## GIVEN INSTRUCTION
Each entry below must be repeated exactly, with pictures left out.

** Start LISTING **

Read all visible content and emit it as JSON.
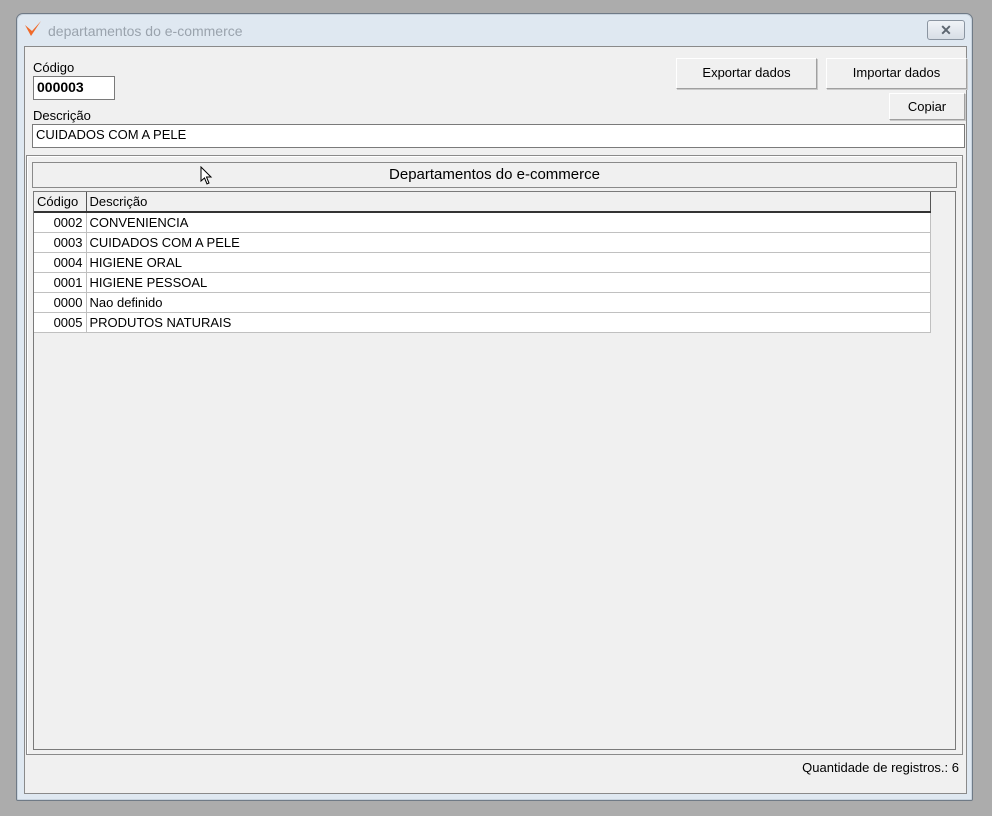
{
  "window": {
    "title": "departamentos do e-commerce",
    "close_icon": "close-icon"
  },
  "form": {
    "codigo_label": "Código",
    "codigo_value": "000003",
    "descricao_label": "Descrição",
    "descricao_value": "CUIDADOS COM A PELE"
  },
  "buttons": {
    "exportar": "Exportar dados",
    "importar": "Importar dados",
    "copiar": "Copiar"
  },
  "panel": {
    "title": "Departamentos do e-commerce"
  },
  "table": {
    "columns": [
      "Código",
      "Descrição"
    ],
    "rows": [
      {
        "codigo": "0002",
        "descricao": "CONVENIENCIA"
      },
      {
        "codigo": "0003",
        "descricao": "CUIDADOS COM A PELE"
      },
      {
        "codigo": "0004",
        "descricao": "HIGIENE ORAL"
      },
      {
        "codigo": "0001",
        "descricao": "HIGIENE PESSOAL"
      },
      {
        "codigo": "0000",
        "descricao": "Nao definido"
      },
      {
        "codigo": "0005",
        "descricao": "PRODUTOS NATURAIS"
      }
    ]
  },
  "status": {
    "record_count": "Quantidade de registros.: 6"
  },
  "colors": {
    "logo": "#f06a2a",
    "client_bg": "#f0f0f0",
    "desktop": "#acacac"
  }
}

** End LISTING **

## WRITTEN SOLUTION
Read all visible content and emit it as JSON.
{
  "window": {
    "title": "departamentos do e-commerce",
    "close_icon": "close-icon"
  },
  "form": {
    "codigo_label": "Código",
    "codigo_value": "000003",
    "descricao_label": "Descrição",
    "descricao_value": "CUIDADOS COM A PELE"
  },
  "buttons": {
    "exportar": "Exportar dados",
    "importar": "Importar dados",
    "copiar": "Copiar"
  },
  "panel": {
    "title": "Departamentos do e-commerce"
  },
  "table": {
    "columns": [
      "Código",
      "Descrição"
    ],
    "rows": [
      {
        "codigo": "0002",
        "descricao": "CONVENIENCIA"
      },
      {
        "codigo": "0003",
        "descricao": "CUIDADOS COM A PELE"
      },
      {
        "codigo": "0004",
        "descricao": "HIGIENE ORAL"
      },
      {
        "codigo": "0001",
        "descricao": "HIGIENE PESSOAL"
      },
      {
        "codigo": "0000",
        "descricao": "Nao definido"
      },
      {
        "codigo": "0005",
        "descricao": "PRODUTOS NATURAIS"
      }
    ]
  },
  "status": {
    "record_count": "Quantidade de registros.: 6"
  },
  "colors": {
    "logo": "#f06a2a",
    "client_bg": "#f0f0f0",
    "desktop": "#acacac"
  }
}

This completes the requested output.